*What you are asked to do*. Take each line containing "triangle" and report it exactly as written.

*Rows*.
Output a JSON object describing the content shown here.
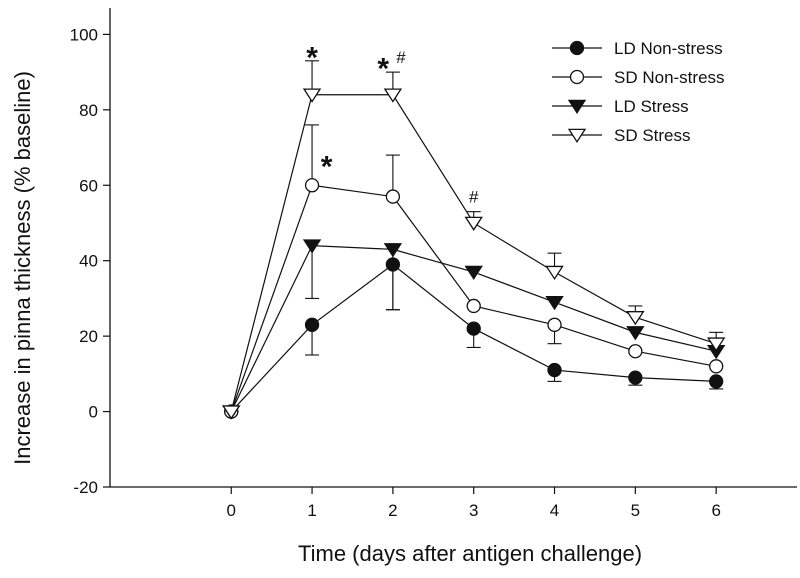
{
  "chart_data": {
    "type": "line",
    "title": "",
    "xlabel": "Time (days after antigen challenge)",
    "ylabel": "Increase in pinna thickness (% baseline)",
    "xlim": [
      -1.5,
      7.0
    ],
    "ylim": [
      -20,
      107
    ],
    "x_ticks": [
      0,
      1,
      2,
      3,
      4,
      5,
      6
    ],
    "y_ticks": [
      -20,
      0,
      20,
      40,
      60,
      80,
      100
    ],
    "grid": false,
    "legend_position": "top-right",
    "series": [
      {
        "name": "LD Non-stress",
        "marker": "circle-filled",
        "x": [
          0,
          1,
          2,
          3,
          4,
          5,
          6
        ],
        "y": [
          0,
          23,
          39,
          22,
          11,
          9,
          8
        ],
        "err_up": [
          0,
          0,
          0,
          0,
          0,
          0,
          0
        ],
        "err_down": [
          0,
          8,
          12,
          5,
          3,
          2,
          2
        ]
      },
      {
        "name": "SD Non-stress",
        "marker": "circle-open",
        "x": [
          0,
          1,
          2,
          3,
          4,
          5,
          6
        ],
        "y": [
          0,
          60,
          57,
          28,
          23,
          16,
          12
        ],
        "err_up": [
          0,
          16,
          11,
          0,
          0,
          0,
          0
        ],
        "err_down": [
          0,
          0,
          0,
          0,
          5,
          0,
          0
        ]
      },
      {
        "name": "LD Stress",
        "marker": "triangle-down-filled",
        "x": [
          0,
          1,
          2,
          3,
          4,
          5,
          6
        ],
        "y": [
          0,
          44,
          43,
          37,
          29,
          21,
          16
        ],
        "err_up": [
          0,
          0,
          0,
          0,
          0,
          0,
          0
        ],
        "err_down": [
          0,
          14,
          16,
          0,
          0,
          0,
          0
        ]
      },
      {
        "name": "SD Stress",
        "marker": "triangle-down-open",
        "x": [
          0,
          1,
          2,
          3,
          4,
          5,
          6
        ],
        "y": [
          0,
          84,
          84,
          50,
          37,
          25,
          18
        ],
        "err_up": [
          0,
          9,
          6,
          3,
          5,
          3,
          3
        ],
        "err_down": [
          0,
          0,
          0,
          0,
          0,
          0,
          0
        ]
      }
    ],
    "annotations": [
      {
        "text": "*",
        "x": 1.0,
        "y": 95,
        "size": "large"
      },
      {
        "text": "*",
        "x": 1.18,
        "y": 66,
        "size": "large"
      },
      {
        "text": "*",
        "x": 1.88,
        "y": 92,
        "size": "large"
      },
      {
        "text": "#",
        "x": 2.1,
        "y": 94,
        "size": "small"
      },
      {
        "text": "#",
        "x": 3.0,
        "y": 57,
        "size": "small"
      }
    ]
  },
  "colors": {
    "ink": "#111111",
    "background": "#ffffff"
  }
}
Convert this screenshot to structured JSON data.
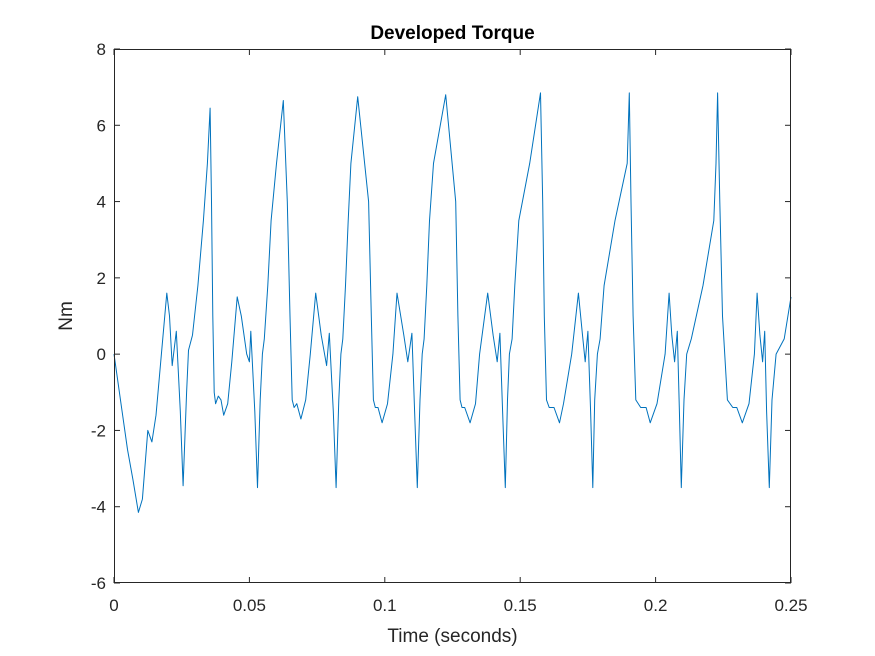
{
  "chart_data": {
    "type": "line",
    "title": "Developed Torque",
    "xlabel": "Time (seconds)",
    "ylabel": "Nm",
    "xlim": [
      0,
      0.25
    ],
    "ylim": [
      -6,
      8
    ],
    "x_ticks": [
      0,
      0.05,
      0.1,
      0.15,
      0.2,
      0.25
    ],
    "x_tick_labels": [
      "0",
      "0.05",
      "0.1",
      "0.15",
      "0.2",
      "0.25"
    ],
    "y_ticks": [
      -6,
      -4,
      -2,
      0,
      2,
      4,
      6,
      8
    ],
    "y_tick_labels": [
      "-6",
      "-4",
      "-2",
      "0",
      "2",
      "4",
      "6",
      "8"
    ],
    "grid": false,
    "box": true,
    "line_color": "#0072BD",
    "axis_color": "#262626",
    "series": [
      {
        "x": [
          0,
          0.001,
          0.003,
          0.005,
          0.007,
          0.009,
          0.0105,
          0.0125,
          0.014,
          0.0155,
          0.0175,
          0.0195,
          0.0205,
          0.0215,
          0.023,
          0.0245,
          0.0255,
          0.0268,
          0.0275,
          0.029,
          0.031,
          0.033,
          0.0345,
          0.0355,
          0.036,
          0.0365,
          0.037,
          0.0375,
          0.0385,
          0.0395,
          0.0405,
          0.042,
          0.0435,
          0.0455,
          0.047,
          0.049,
          0.05,
          0.0505,
          0.052,
          0.053,
          0.054,
          0.0548,
          0.0555,
          0.0568,
          0.058,
          0.06,
          0.0625,
          0.064,
          0.065,
          0.0658,
          0.0665,
          0.0675,
          0.069,
          0.0708,
          0.0725,
          0.0745,
          0.0765,
          0.0785,
          0.0795,
          0.081,
          0.082,
          0.083,
          0.0838,
          0.0845,
          0.0855,
          0.0865,
          0.0875,
          0.09,
          0.094,
          0.095,
          0.0958,
          0.0965,
          0.0975,
          0.099,
          0.101,
          0.103,
          0.1045,
          0.107,
          0.1085,
          0.11,
          0.111,
          0.112,
          0.113,
          0.1138,
          0.1145,
          0.1155,
          0.1165,
          0.118,
          0.1225,
          0.1262,
          0.127,
          0.1278,
          0.1285,
          0.1295,
          0.1315,
          0.1335,
          0.135,
          0.138,
          0.14,
          0.1415,
          0.1425,
          0.1435,
          0.1445,
          0.1453,
          0.146,
          0.147,
          0.148,
          0.1495,
          0.1535,
          0.1575,
          0.1583,
          0.1589,
          0.1597,
          0.1607,
          0.1625,
          0.1645,
          0.166,
          0.169,
          0.1715,
          0.173,
          0.174,
          0.175,
          0.176,
          0.1768,
          0.1775,
          0.1785,
          0.1795,
          0.181,
          0.185,
          0.1895,
          0.1903,
          0.1909,
          0.1917,
          0.1927,
          0.1945,
          0.1965,
          0.198,
          0.2005,
          0.2035,
          0.205,
          0.206,
          0.207,
          0.208,
          0.2088,
          0.2095,
          0.2105,
          0.2115,
          0.2132,
          0.2175,
          0.2215,
          0.2223,
          0.2229,
          0.2237,
          0.2247,
          0.2265,
          0.2285,
          0.23,
          0.232,
          0.2345,
          0.2365,
          0.2375,
          0.2385,
          0.2395,
          0.2403,
          0.241,
          0.242,
          0.243,
          0.2445,
          0.2475,
          0.25
        ],
        "y": [
          0,
          -0.5,
          -1.5,
          -2.5,
          -3.3,
          -4.15,
          -3.8,
          -2.0,
          -2.3,
          -1.6,
          0.0,
          1.6,
          1.0,
          -0.3,
          0.6,
          -1.5,
          -3.45,
          -1.0,
          0.1,
          0.5,
          1.8,
          3.5,
          5.0,
          6.45,
          4.0,
          1.0,
          -1.0,
          -1.3,
          -1.1,
          -1.2,
          -1.6,
          -1.3,
          -0.2,
          1.5,
          1.0,
          0.0,
          -0.2,
          0.6,
          -1.5,
          -3.5,
          -1.2,
          0.0,
          0.4,
          1.8,
          3.5,
          5.0,
          6.65,
          4.0,
          1.0,
          -1.2,
          -1.4,
          -1.3,
          -1.7,
          -1.2,
          0.0,
          1.6,
          0.5,
          -0.3,
          0.55,
          -1.5,
          -3.5,
          -1.2,
          0.0,
          0.4,
          1.8,
          3.5,
          5.0,
          6.75,
          4.0,
          1.0,
          -1.2,
          -1.4,
          -1.4,
          -1.8,
          -1.3,
          0.0,
          1.6,
          0.5,
          -0.2,
          0.55,
          -1.5,
          -3.5,
          -1.2,
          0.0,
          0.4,
          1.8,
          3.5,
          5.0,
          6.8,
          4.0,
          1.0,
          -1.2,
          -1.4,
          -1.4,
          -1.8,
          -1.3,
          0.0,
          1.6,
          0.5,
          -0.2,
          0.55,
          -1.5,
          -3.5,
          -1.2,
          0.0,
          0.4,
          1.8,
          3.5,
          5.0,
          6.85,
          4.0,
          1.0,
          -1.2,
          -1.4,
          -1.4,
          -1.8,
          -1.3,
          0.0,
          1.6,
          0.5,
          -0.2,
          0.6,
          -1.5,
          -3.5,
          -1.2,
          0.0,
          0.4,
          1.8,
          3.5,
          5.0,
          6.85,
          4.0,
          1.0,
          -1.2,
          -1.4,
          -1.4,
          -1.8,
          -1.3,
          0.0,
          1.6,
          0.5,
          -0.2,
          0.6,
          -1.5,
          -3.5,
          -1.2,
          0.0,
          0.4,
          1.8,
          3.5,
          5.0,
          6.85,
          4.0,
          1.0,
          -1.2,
          -1.4,
          -1.4,
          -1.8,
          -1.3,
          0.0,
          1.6,
          0.5,
          -0.2,
          0.6,
          -1.5,
          -3.5,
          -1.2,
          0.0,
          0.4,
          1.5
        ]
      }
    ]
  }
}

*Solution for this problem*.
        "marker": "triangle-down-filled",
        "marker": "triangle-down-open",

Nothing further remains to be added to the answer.